Extracts from a graphics dataset

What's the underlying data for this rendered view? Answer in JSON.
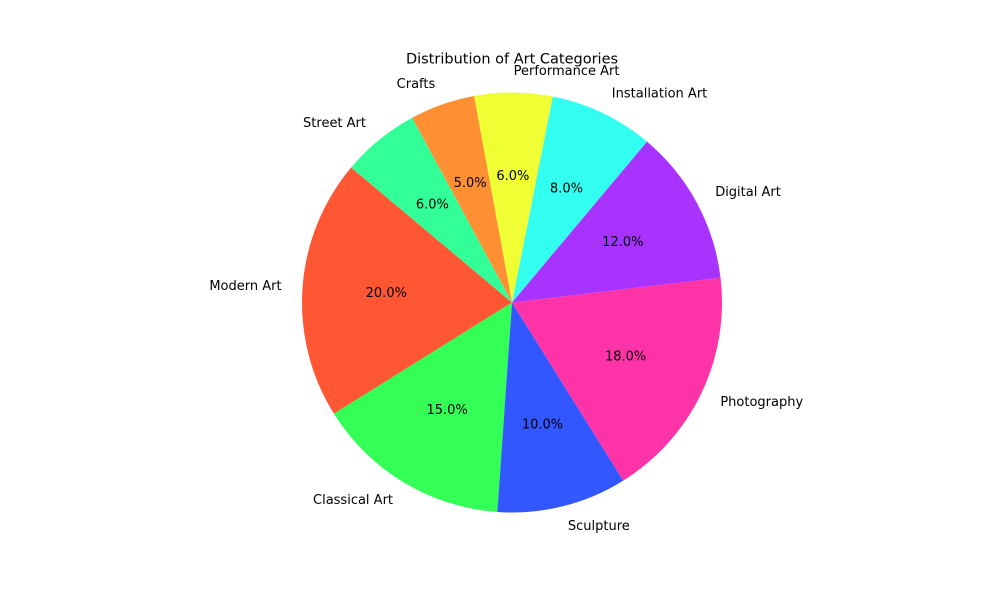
{
  "chart_data": {
    "type": "pie",
    "title": "Distribution of Art Categories",
    "start_angle_deg": 140,
    "direction": "counterclockwise",
    "categories": [
      "Modern Art",
      "Classical Art",
      "Sculpture",
      "Photography",
      "Digital Art",
      "Installation Art",
      "Performance Art",
      "Crafts",
      "Street Art"
    ],
    "values": [
      20,
      15,
      10,
      18,
      12,
      8,
      6,
      5,
      6
    ],
    "percent_labels": [
      "20.0%",
      "15.0%",
      "10.0%",
      "18.0%",
      "12.0%",
      "8.0%",
      "6.0%",
      "5.0%",
      "6.0%"
    ],
    "colors": [
      "#FF5733",
      "#33FF57",
      "#3357FF",
      "#FF33A8",
      "#A833FF",
      "#33FFF0",
      "#F0FF33",
      "#FF8F33",
      "#33FF99"
    ],
    "legend": "none",
    "grid": false
  }
}
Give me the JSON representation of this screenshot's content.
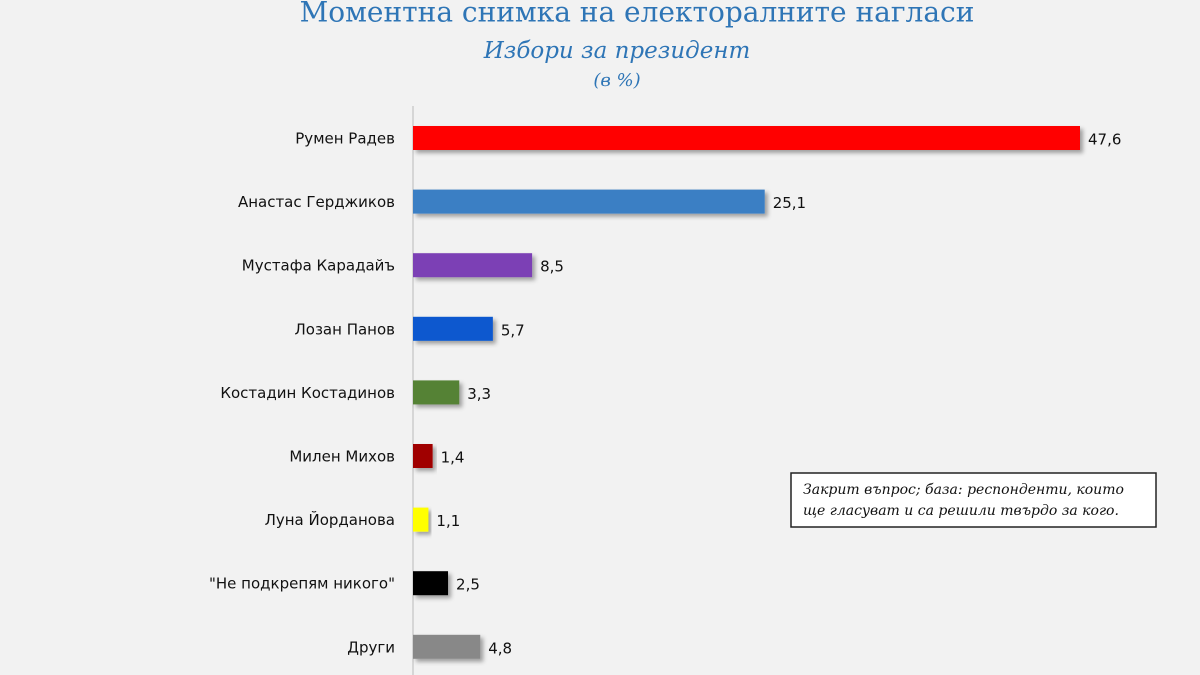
{
  "chart_data": {
    "type": "hbar",
    "title": "Моментна снимка на електоралните нагласи",
    "subtitle": "Избори за президент",
    "unit_note": "(в %)",
    "categories": [
      "Румен Радев",
      "Анастас Герджиков",
      "Мустафа Карадайъ",
      "Лозан Панов",
      "Костадин Костадинов",
      "Милен Михов",
      "Луна Йорданова",
      "\"Не подкрепям никого\"",
      "Други"
    ],
    "values": [
      47.6,
      25.1,
      8.5,
      5.7,
      3.3,
      1.4,
      1.1,
      2.5,
      4.8
    ],
    "value_labels": [
      "47,6",
      "25,1",
      "8,5",
      "5,7",
      "3,3",
      "1,4",
      "1,1",
      "2,5",
      "4,8"
    ],
    "colors": [
      "#ff0000",
      "#3a7fc4",
      "#7b3fb5",
      "#0a59cf",
      "#548235",
      "#a00000",
      "#ffff00",
      "#000000",
      "#888888"
    ],
    "annotation": [
      "Закрит въпрос; база: респонденти, които",
      "ще гласуват и са решили твърдо за кого."
    ]
  }
}
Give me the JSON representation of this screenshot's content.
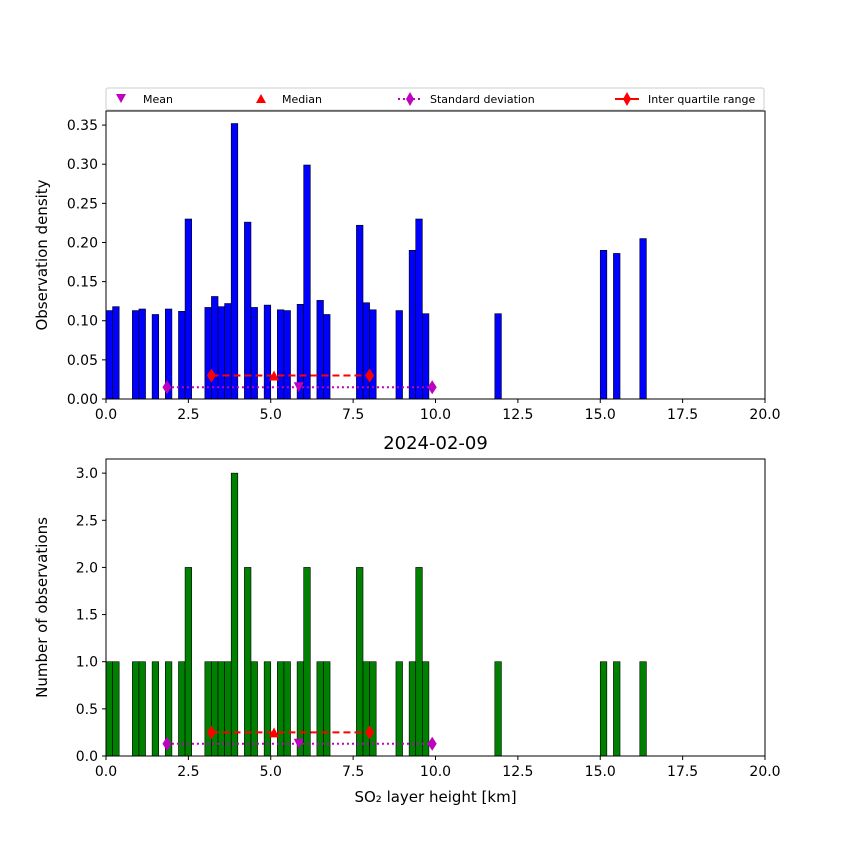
{
  "chart_data": [
    {
      "type": "bar",
      "title": "",
      "xlabel": "",
      "ylabel": "Observation density",
      "xlim": [
        0,
        20
      ],
      "ylim": [
        0,
        0.368
      ],
      "xticks": [
        "0.0",
        "2.5",
        "5.0",
        "7.5",
        "10.0",
        "12.5",
        "15.0",
        "17.5",
        "20.0"
      ],
      "xtick_values": [
        0,
        2.5,
        5,
        7.5,
        10,
        12.5,
        15,
        17.5,
        20
      ],
      "yticks": [
        "0.00",
        "0.05",
        "0.10",
        "0.15",
        "0.20",
        "0.25",
        "0.30",
        "0.35"
      ],
      "ytick_values": [
        0,
        0.05,
        0.1,
        0.15,
        0.2,
        0.25,
        0.3,
        0.35
      ],
      "bar_width": 0.2,
      "bar_color": "#0000ff",
      "bar_x": [
        0.1,
        0.3,
        0.9,
        1.1,
        1.5,
        1.9,
        2.3,
        2.5,
        3.1,
        3.3,
        3.5,
        3.7,
        3.9,
        4.3,
        4.5,
        4.9,
        5.3,
        5.5,
        5.9,
        6.1,
        6.5,
        6.7,
        7.7,
        7.9,
        8.1,
        8.9,
        9.3,
        9.5,
        9.7,
        11.9,
        15.1,
        15.5,
        16.3
      ],
      "values": [
        0.113,
        0.118,
        0.113,
        0.115,
        0.108,
        0.115,
        0.112,
        0.23,
        0.117,
        0.131,
        0.118,
        0.122,
        0.352,
        0.226,
        0.117,
        0.12,
        0.114,
        0.113,
        0.121,
        0.299,
        0.126,
        0.108,
        0.222,
        0.123,
        0.114,
        0.113,
        0.19,
        0.23,
        0.109,
        0.109,
        0.19,
        0.186,
        0.205
      ],
      "stats": {
        "mean": {
          "x": 5.85,
          "y": 0.015
        },
        "median": {
          "x": 5.1,
          "y": 0.03
        },
        "std": {
          "x": [
            1.85,
            9.9
          ],
          "y": 0.015
        },
        "iqr": {
          "x": [
            3.2,
            8.0
          ],
          "y": 0.03
        }
      }
    },
    {
      "type": "bar",
      "title": "2024-02-09",
      "xlabel": "SO₂ layer height [km]",
      "ylabel": "Number of observations",
      "xlim": [
        0,
        20
      ],
      "ylim": [
        0,
        3.15
      ],
      "xticks": [
        "0.0",
        "2.5",
        "5.0",
        "7.5",
        "10.0",
        "12.5",
        "15.0",
        "17.5",
        "20.0"
      ],
      "xtick_values": [
        0,
        2.5,
        5,
        7.5,
        10,
        12.5,
        15,
        17.5,
        20
      ],
      "yticks": [
        "0.0",
        "0.5",
        "1.0",
        "1.5",
        "2.0",
        "2.5",
        "3.0"
      ],
      "ytick_values": [
        0,
        0.5,
        1,
        1.5,
        2,
        2.5,
        3
      ],
      "bar_width": 0.2,
      "bar_color": "#008000",
      "bar_x": [
        0.1,
        0.3,
        0.9,
        1.1,
        1.5,
        1.9,
        2.3,
        2.5,
        3.1,
        3.3,
        3.5,
        3.7,
        3.9,
        4.3,
        4.5,
        4.9,
        5.3,
        5.5,
        5.9,
        6.1,
        6.5,
        6.7,
        7.7,
        7.9,
        8.1,
        8.9,
        9.3,
        9.5,
        9.7,
        11.9,
        15.1,
        15.5,
        16.3
      ],
      "values": [
        1,
        1,
        1,
        1,
        1,
        1,
        1,
        2,
        1,
        1,
        1,
        1,
        3,
        2,
        1,
        1,
        1,
        1,
        1,
        2,
        1,
        1,
        2,
        1,
        1,
        1,
        1,
        2,
        1,
        1,
        1,
        1,
        1
      ],
      "stats": {
        "mean": {
          "x": 5.85,
          "y": 0.13
        },
        "median": {
          "x": 5.1,
          "y": 0.25
        },
        "std": {
          "x": [
            1.85,
            9.9
          ],
          "y": 0.13
        },
        "iqr": {
          "x": [
            3.2,
            8.0
          ],
          "y": 0.25
        }
      }
    }
  ],
  "legend": {
    "placement": "above top plot",
    "items": [
      {
        "label": "Mean",
        "marker": "triangle-down",
        "color": "#bf00bf"
      },
      {
        "label": "Median",
        "marker": "triangle-up",
        "color": "#ff0000"
      },
      {
        "label": "Standard deviation",
        "marker": "diamond-dotted-line",
        "color": "#bf00bf"
      },
      {
        "label": "Inter quartile range",
        "marker": "diamond-dashed-line",
        "color": "#ff0000"
      }
    ]
  }
}
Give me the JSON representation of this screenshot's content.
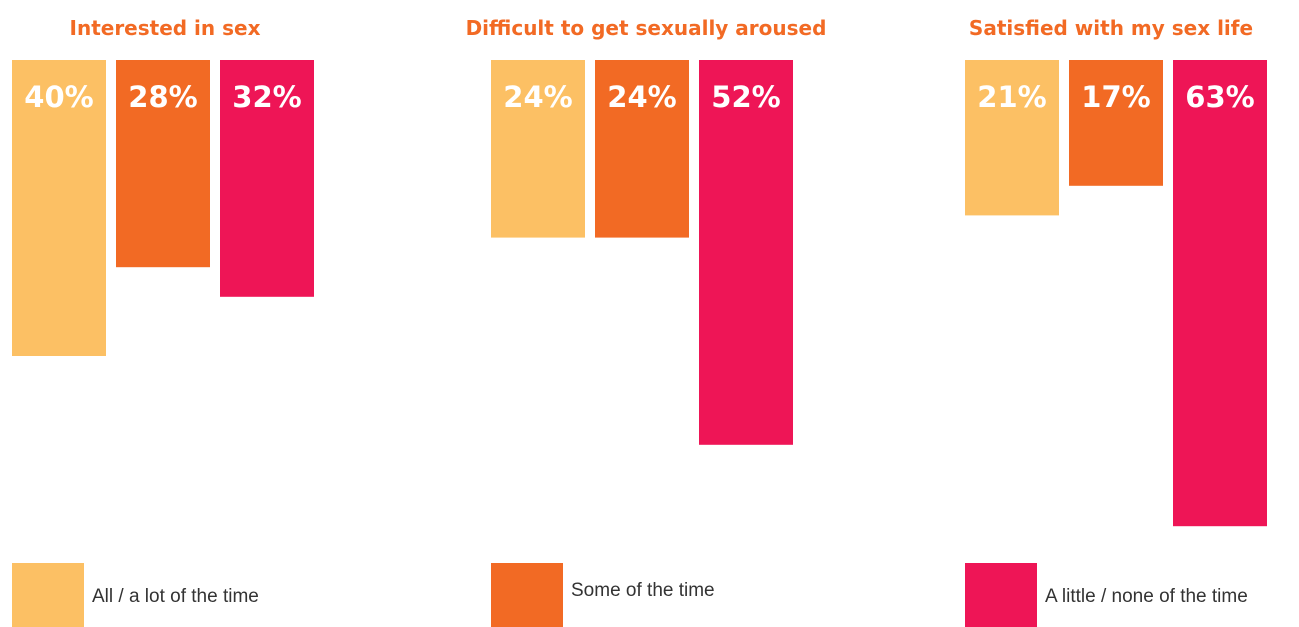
{
  "chart_data": [
    {
      "type": "bar",
      "orientation": "vertical-downward",
      "title": "Interested in sex",
      "categories": [
        "All / a lot of the time",
        "Some of the time",
        "A little / none of the time"
      ],
      "values": [
        40,
        28,
        32
      ],
      "value_labels": [
        "40%",
        "28%",
        "32%"
      ],
      "ylim": [
        0,
        63
      ]
    },
    {
      "type": "bar",
      "orientation": "vertical-downward",
      "title": "Difficult to get sexually aroused",
      "categories": [
        "All / a lot of the time",
        "Some of the time",
        "A little / none of the time"
      ],
      "values": [
        24,
        24,
        52
      ],
      "value_labels": [
        "24%",
        "24%",
        "52%"
      ],
      "ylim": [
        0,
        63
      ]
    },
    {
      "type": "bar",
      "orientation": "vertical-downward",
      "title": "Satisfied with my sex life",
      "categories": [
        "All / a lot of the time",
        "Some of the time",
        "A little / none of the time"
      ],
      "values": [
        21,
        17,
        63
      ],
      "value_labels": [
        "21%",
        "17%",
        "63%"
      ],
      "ylim": [
        0,
        63
      ]
    }
  ],
  "legend": {
    "placement": "bottom",
    "items": [
      {
        "label": "All / a lot of the time",
        "color": "#FCC064"
      },
      {
        "label": "Some of the time",
        "color": "#F26A24"
      },
      {
        "label": "A little / none of the time",
        "color": "#EE1556"
      }
    ]
  },
  "colors": {
    "title": "#F26A24",
    "bar_label": "#FFFFFF"
  }
}
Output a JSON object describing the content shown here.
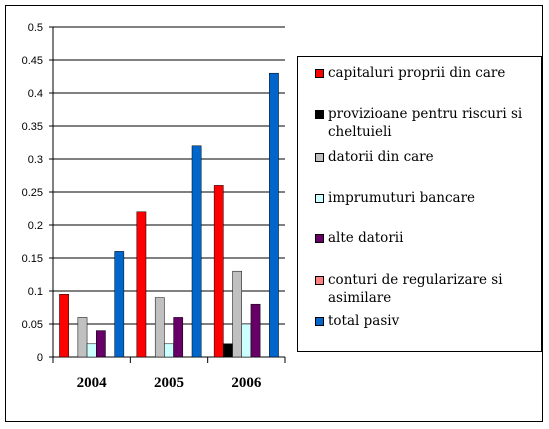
{
  "chart_data": {
    "type": "bar",
    "categories": [
      "2004",
      "2005",
      "2006"
    ],
    "ylim": [
      0,
      0.5
    ],
    "yticks": [
      "0",
      "0.05",
      "0.1",
      "0.15",
      "0.2",
      "0.25",
      "0.3",
      "0.35",
      "0.4",
      "0.45",
      "0.5"
    ],
    "grid": true,
    "legend_position": "right",
    "series": [
      {
        "name": "capitaluri proprii din care",
        "color": "#ff0000",
        "values": [
          0.095,
          0.22,
          0.26
        ]
      },
      {
        "name": "provizioane pentru riscuri si cheltuieli",
        "color": "#000000",
        "values": [
          0,
          0,
          0.02
        ]
      },
      {
        "name": "datorii din care",
        "color": "#c0c0c0",
        "values": [
          0.06,
          0.09,
          0.13
        ]
      },
      {
        "name": "imprumuturi bancare",
        "color": "#ccffff",
        "values": [
          0.02,
          0.02,
          0.05
        ]
      },
      {
        "name": "alte datorii",
        "color": "#660066",
        "values": [
          0.04,
          0.06,
          0.08
        ]
      },
      {
        "name": "conturi de regularizare si asimilare",
        "color": "#ff8080",
        "values": [
          0,
          0,
          0
        ]
      },
      {
        "name": "total pasiv",
        "color": "#0066cc",
        "values": [
          0.16,
          0.32,
          0.43
        ]
      }
    ]
  }
}
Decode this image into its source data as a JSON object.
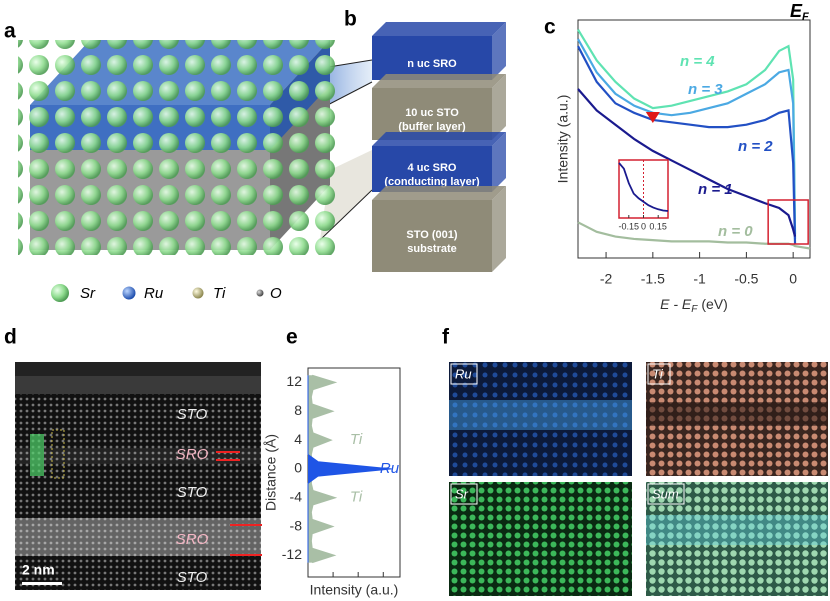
{
  "panels": [
    "a",
    "b",
    "c",
    "d",
    "e",
    "f"
  ],
  "legend": [
    {
      "label": "Sr",
      "color": "#8fdc8f"
    },
    {
      "label": "Ru",
      "color": "#2f6fd0"
    },
    {
      "label": "Ti",
      "color": "#c9c48a"
    },
    {
      "label": "O",
      "color": "#6c6c6c"
    }
  ],
  "stack": [
    {
      "lines": [
        "n uc SRO"
      ],
      "color": "#2748a8"
    },
    {
      "lines": [
        "10 uc STO",
        "(buffer layer)"
      ],
      "color": "#8f8b78"
    },
    {
      "lines": [
        "4 uc SRO",
        "(conducting layer)"
      ],
      "color": "#2748a8"
    },
    {
      "lines": [
        "STO (001)",
        "substrate"
      ],
      "color": "#8f8b78"
    }
  ],
  "stem": {
    "labels": [
      "STO",
      "SRO",
      "STO",
      "SRO",
      "STO"
    ],
    "scale_bar": "2 nm"
  },
  "maps": [
    "Ru",
    "Ti",
    "Sr",
    "Sum"
  ],
  "chart_data": [
    {
      "type": "line",
      "y_label": "Intensity (a.u.)",
      "x_label": {
        "main": "E - E",
        "sub": "F",
        "unit": "(eV)"
      },
      "fermi_label": {
        "main": "E",
        "sub": "F"
      },
      "xlim": [
        -2.3,
        0.18
      ],
      "ylim": [
        0,
        10
      ],
      "xticks": [
        -2,
        -1.5,
        -1,
        -0.5,
        0
      ],
      "x": [
        -2.3,
        -2.1,
        -1.9,
        -1.7,
        -1.5,
        -1.3,
        -1.1,
        -0.9,
        -0.7,
        -0.5,
        -0.3,
        -0.15,
        -0.05,
        0,
        0.02,
        0.1,
        0.18
      ],
      "series": [
        {
          "name": "n = 4",
          "color": "#5fe3b2",
          "values": [
            9.6,
            8.3,
            7.4,
            6.7,
            6.3,
            6.4,
            6.6,
            6.8,
            7.0,
            7.3,
            7.9,
            8.7,
            8.9,
            7.5,
            1,
            null,
            null
          ]
        },
        {
          "name": "n = 3",
          "color": "#4ba9e3",
          "values": [
            9.2,
            7.8,
            6.9,
            6.4,
            6.1,
            6.0,
            6.1,
            6.3,
            6.5,
            6.9,
            7.3,
            7.8,
            7.9,
            6.5,
            0.8,
            null,
            null
          ]
        },
        {
          "name": "n = 2",
          "color": "#2250c4",
          "values": [
            8.9,
            7.4,
            6.5,
            6.1,
            5.8,
            5.7,
            5.6,
            5.5,
            5.5,
            5.6,
            5.8,
            6.1,
            6.2,
            4,
            0.6,
            null,
            null
          ]
        },
        {
          "name": "n = 1",
          "color": "#1a1a8e",
          "values": [
            7.1,
            6.2,
            5.6,
            5.0,
            4.5,
            4.1,
            3.7,
            3.3,
            2.9,
            2.6,
            2.3,
            2.1,
            1.8,
            1.2,
            0.9,
            null,
            null
          ]
        },
        {
          "name": "n = 0",
          "color": "#a3bd9e",
          "values": [
            1.5,
            1.1,
            0.9,
            0.8,
            0.75,
            0.7,
            0.7,
            0.7,
            0.65,
            0.65,
            0.6,
            0.6,
            0.6,
            0.55,
            0.5,
            0.45,
            0.4
          ]
        }
      ],
      "marker_x": -1.5,
      "inset": {
        "xlim": [
          -0.25,
          0.25
        ],
        "ylim": [
          0,
          10
        ],
        "xticks": [
          -0.15,
          0,
          0.15
        ],
        "x": [
          -0.25,
          -0.2,
          -0.15,
          -0.1,
          -0.05,
          0,
          0.05,
          0.1,
          0.15,
          0.2,
          0.25
        ],
        "values": [
          9.5,
          8.5,
          6,
          4.2,
          3.4,
          2.8,
          2.2,
          1.8,
          1.5,
          1.3,
          1.2
        ],
        "color": "#1a1a8e"
      }
    },
    {
      "type": "area",
      "y_label": "Distance (Å)",
      "x_label": "Intensity (a.u.)",
      "xlim": [
        0,
        1.1
      ],
      "ylim": [
        -15,
        14
      ],
      "yticks": [
        12,
        8,
        4,
        0,
        -4,
        -8,
        -12
      ],
      "y": [
        -13,
        -12,
        -11,
        -10,
        -9,
        -8,
        -7,
        -6,
        -5,
        -4,
        -3,
        -2,
        -1,
        0,
        1,
        2,
        3,
        4,
        5,
        6,
        7,
        8,
        9,
        10,
        11,
        12,
        13
      ],
      "series": [
        {
          "name": "Ti",
          "color": "#a9bfa6",
          "values": [
            0.05,
            0.32,
            0.05,
            0.04,
            0.05,
            0.3,
            0.05,
            0.04,
            0.06,
            0.33,
            0.06,
            0.04,
            0.05,
            0.05,
            0.05,
            0.04,
            0.06,
            0.28,
            0.06,
            0.04,
            0.05,
            0.3,
            0.05,
            0.04,
            0.06,
            0.33,
            0.05
          ]
        },
        {
          "name": "Ru",
          "color": "#1f55e6",
          "values": [
            0,
            0,
            0,
            0,
            0,
            0,
            0,
            0,
            0,
            0,
            0,
            0,
            0.12,
            1.0,
            0.12,
            0,
            0,
            0,
            0,
            0,
            0,
            0,
            0,
            0,
            0,
            0,
            0
          ]
        }
      ]
    }
  ]
}
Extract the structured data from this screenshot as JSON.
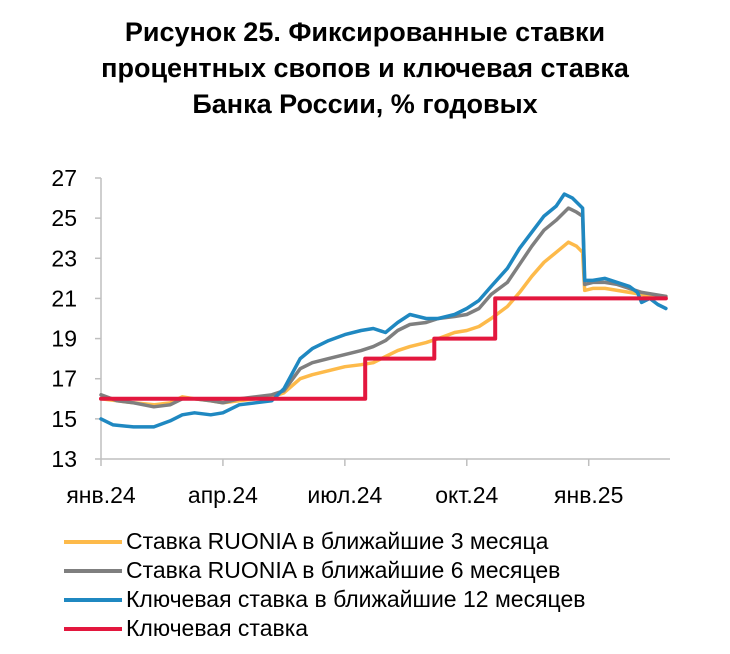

WRITTEN REQUEST -> Copy every line of the listing that contains the word "JSON".

FINAL ANSWER ->
What's the underlying data for this rendered view? Answer in JSON.
Give me the JSON representation of this screenshot's content.
Give me the JSON representation of this screenshot's content.
Give me the JSON representation of this screenshot's content.
Output a JSON object describing the content shown here.
Decode this image into its source data as a JSON object.
Extract the structured data from this screenshot as JSON.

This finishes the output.